_WHAT IS EXPECTED_
Seek out every line containing the word "time", and copy each.

_Dataset rows_
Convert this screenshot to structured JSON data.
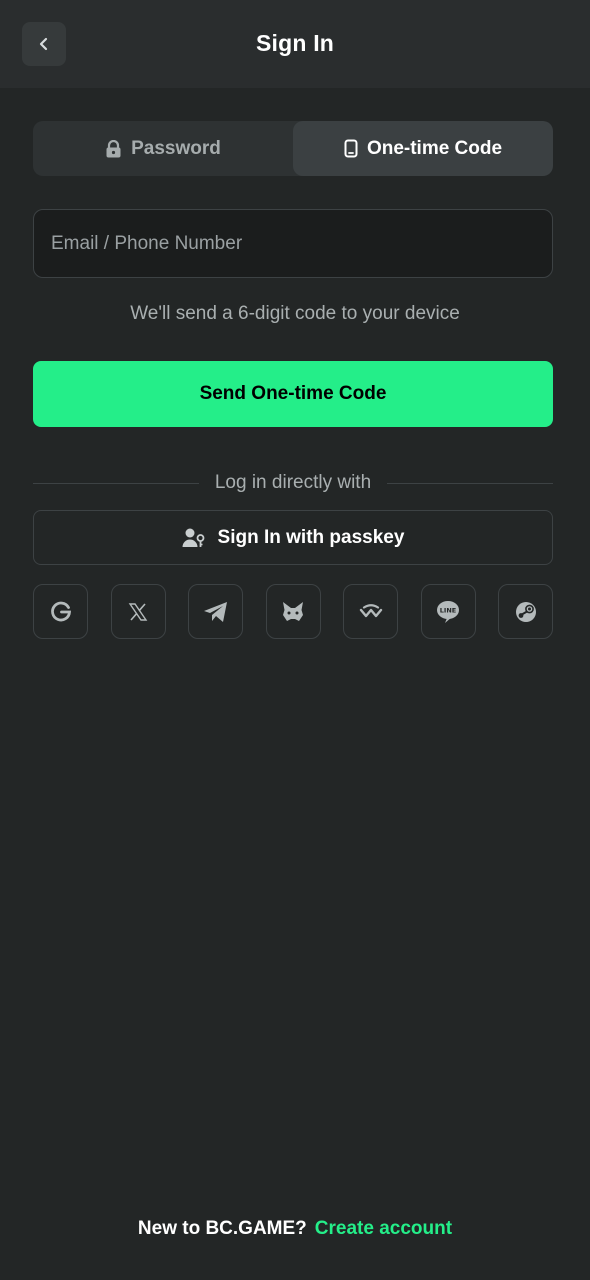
{
  "header": {
    "title": "Sign In",
    "back_icon": "chevron-left-icon"
  },
  "tabs": [
    {
      "label": "Password",
      "icon": "lock-icon",
      "active": false
    },
    {
      "label": "One-time Code",
      "icon": "phone-icon",
      "active": true
    }
  ],
  "form": {
    "identifier_placeholder": "Email / Phone Number",
    "identifier_value": "",
    "hint": "We'll send a 6-digit code to your device",
    "send_label": "Send One-time Code"
  },
  "alt_login": {
    "divider_text": "Log in directly with",
    "passkey_label": "Sign In with passkey",
    "providers": [
      "google-icon",
      "x-icon",
      "telegram-icon",
      "metamask-icon",
      "walletconnect-icon",
      "line-icon",
      "steam-icon"
    ]
  },
  "footer": {
    "question": "New to BC.GAME?",
    "link_label": "Create account"
  },
  "colors": {
    "background": "#232626",
    "header": "#2a2d2e",
    "accent": "#24ee89"
  }
}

_RESPONSE TO THE EXERCISE_
      "label": "One-time Code",
    "send_label": "Send One-time Code"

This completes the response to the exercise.